Please reproduce every record, keeping each one exactly as written.
:: Record list ::
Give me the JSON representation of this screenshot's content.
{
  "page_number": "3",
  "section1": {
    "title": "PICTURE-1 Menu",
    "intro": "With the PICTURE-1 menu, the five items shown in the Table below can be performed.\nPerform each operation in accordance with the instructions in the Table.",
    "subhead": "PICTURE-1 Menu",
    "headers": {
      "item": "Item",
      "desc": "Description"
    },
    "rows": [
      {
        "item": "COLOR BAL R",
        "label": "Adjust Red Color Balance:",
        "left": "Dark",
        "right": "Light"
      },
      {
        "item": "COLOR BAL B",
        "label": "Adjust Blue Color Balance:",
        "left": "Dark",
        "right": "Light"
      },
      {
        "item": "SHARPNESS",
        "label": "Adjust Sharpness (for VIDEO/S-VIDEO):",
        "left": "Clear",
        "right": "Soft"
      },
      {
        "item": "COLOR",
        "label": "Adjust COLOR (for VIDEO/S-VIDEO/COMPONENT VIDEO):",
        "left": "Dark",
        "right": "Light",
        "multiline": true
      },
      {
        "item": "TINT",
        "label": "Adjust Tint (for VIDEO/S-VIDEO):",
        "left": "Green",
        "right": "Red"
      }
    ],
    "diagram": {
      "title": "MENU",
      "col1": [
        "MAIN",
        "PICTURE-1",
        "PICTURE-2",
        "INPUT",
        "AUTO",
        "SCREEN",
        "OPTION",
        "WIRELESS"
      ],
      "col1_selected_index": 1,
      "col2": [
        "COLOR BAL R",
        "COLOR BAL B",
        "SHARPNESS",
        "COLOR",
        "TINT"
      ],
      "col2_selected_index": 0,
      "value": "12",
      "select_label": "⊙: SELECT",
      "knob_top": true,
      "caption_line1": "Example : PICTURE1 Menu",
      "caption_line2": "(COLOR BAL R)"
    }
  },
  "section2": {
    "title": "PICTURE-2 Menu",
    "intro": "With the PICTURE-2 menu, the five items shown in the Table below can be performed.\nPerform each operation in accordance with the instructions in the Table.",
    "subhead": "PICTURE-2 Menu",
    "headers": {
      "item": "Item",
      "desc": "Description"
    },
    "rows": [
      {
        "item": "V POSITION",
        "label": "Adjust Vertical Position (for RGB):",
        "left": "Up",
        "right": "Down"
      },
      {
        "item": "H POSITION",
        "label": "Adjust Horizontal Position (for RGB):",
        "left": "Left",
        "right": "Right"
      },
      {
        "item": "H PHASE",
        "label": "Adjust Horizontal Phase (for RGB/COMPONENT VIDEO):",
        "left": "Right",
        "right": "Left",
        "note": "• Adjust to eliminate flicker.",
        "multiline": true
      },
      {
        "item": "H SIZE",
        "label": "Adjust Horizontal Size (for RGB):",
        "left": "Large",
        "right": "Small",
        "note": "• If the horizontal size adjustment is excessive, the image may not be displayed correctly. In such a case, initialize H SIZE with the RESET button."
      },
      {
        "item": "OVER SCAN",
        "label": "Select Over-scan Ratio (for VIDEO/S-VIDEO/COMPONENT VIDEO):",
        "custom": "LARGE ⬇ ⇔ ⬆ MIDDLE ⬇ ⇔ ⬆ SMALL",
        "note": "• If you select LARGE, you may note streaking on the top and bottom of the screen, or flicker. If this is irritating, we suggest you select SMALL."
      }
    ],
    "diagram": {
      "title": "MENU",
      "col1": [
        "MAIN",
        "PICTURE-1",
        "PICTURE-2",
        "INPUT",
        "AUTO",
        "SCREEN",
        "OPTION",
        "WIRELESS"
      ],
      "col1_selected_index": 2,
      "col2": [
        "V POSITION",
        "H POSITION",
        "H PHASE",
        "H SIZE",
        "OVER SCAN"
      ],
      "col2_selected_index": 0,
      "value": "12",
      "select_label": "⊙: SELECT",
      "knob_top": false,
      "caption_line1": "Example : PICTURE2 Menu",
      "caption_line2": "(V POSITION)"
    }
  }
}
:::
■ Output for this task
Give me the JSON representation of this screenshot's content.
{
  "page_number": "3",
  "section1": {
    "title": "PICTURE-1 Menu",
    "intro": "With the PICTURE-1 menu, the five items shown in the Table below can be performed.\nPerform each operation in accordance with the instructions in the Table.",
    "subhead": "PICTURE-1 Menu",
    "headers": {
      "item": "Item",
      "desc": "Description"
    },
    "rows": [
      {
        "item": "COLOR BAL R",
        "label": "Adjust Red Color Balance:",
        "left": "Dark",
        "right": "Light"
      },
      {
        "item": "COLOR BAL B",
        "label": "Adjust Blue Color Balance:",
        "left": "Dark",
        "right": "Light"
      },
      {
        "item": "SHARPNESS",
        "label": "Adjust Sharpness (for VIDEO/S-VIDEO):",
        "left": "Clear",
        "right": "Soft"
      },
      {
        "item": "COLOR",
        "label": "Adjust COLOR (for VIDEO/S-VIDEO/COMPONENT VIDEO):",
        "left": "Dark",
        "right": "Light",
        "multiline": true
      },
      {
        "item": "TINT",
        "label": "Adjust Tint (for VIDEO/S-VIDEO):",
        "left": "Green",
        "right": "Red"
      }
    ],
    "diagram": {
      "title": "MENU",
      "col1": [
        "MAIN",
        "PICTURE-1",
        "PICTURE-2",
        "INPUT",
        "AUTO",
        "SCREEN",
        "OPTION",
        "WIRELESS"
      ],
      "col1_selected_index": 1,
      "col2": [
        "COLOR BAL R",
        "COLOR BAL B",
        "SHARPNESS",
        "COLOR",
        "TINT"
      ],
      "col2_selected_index": 0,
      "value": "12",
      "select_label": "⊙: SELECT",
      "knob_top": true,
      "caption_line1": "Example : PICTURE1 Menu",
      "caption_line2": "(COLOR BAL R)"
    }
  },
  "section2": {
    "title": "PICTURE-2 Menu",
    "intro": "With the PICTURE-2 menu, the five items shown in the Table below can be performed.\nPerform each operation in accordance with the instructions in the Table.",
    "subhead": "PICTURE-2 Menu",
    "headers": {
      "item": "Item",
      "desc": "Description"
    },
    "rows": [
      {
        "item": "V POSITION",
        "label": "Adjust Vertical Position (for RGB):",
        "left": "Up",
        "right": "Down"
      },
      {
        "item": "H POSITION",
        "label": "Adjust Horizontal Position (for RGB):",
        "left": "Left",
        "right": "Right"
      },
      {
        "item": "H PHASE",
        "label": "Adjust Horizontal Phase (for RGB/COMPONENT VIDEO):",
        "left": "Right",
        "right": "Left",
        "note": "• Adjust to eliminate flicker.",
        "multiline": true
      },
      {
        "item": "H SIZE",
        "label": "Adjust Horizontal Size (for RGB):",
        "left": "Large",
        "right": "Small",
        "note": "• If the horizontal size adjustment is excessive, the image may not be displayed correctly. In such a case, initialize H SIZE with the RESET button."
      },
      {
        "item": "OVER SCAN",
        "label": "Select Over-scan Ratio (for VIDEO/S-VIDEO/COMPONENT VIDEO):",
        "custom": "LARGE ⬇ ⇔ ⬆ MIDDLE ⬇ ⇔ ⬆ SMALL",
        "note": "• If you select LARGE, you may note streaking on the top and bottom of the screen, or flicker. If this is irritating, we suggest you select SMALL."
      }
    ],
    "diagram": {
      "title": "MENU",
      "col1": [
        "MAIN",
        "PICTURE-1",
        "PICTURE-2",
        "INPUT",
        "AUTO",
        "SCREEN",
        "OPTION",
        "WIRELESS"
      ],
      "col1_selected_index": 2,
      "col2": [
        "V POSITION",
        "H POSITION",
        "H PHASE",
        "H SIZE",
        "OVER SCAN"
      ],
      "col2_selected_index": 0,
      "value": "12",
      "select_label": "⊙: SELECT",
      "knob_top": false,
      "caption_line1": "Example : PICTURE2 Menu",
      "caption_line2": "(V POSITION)"
    }
  }
}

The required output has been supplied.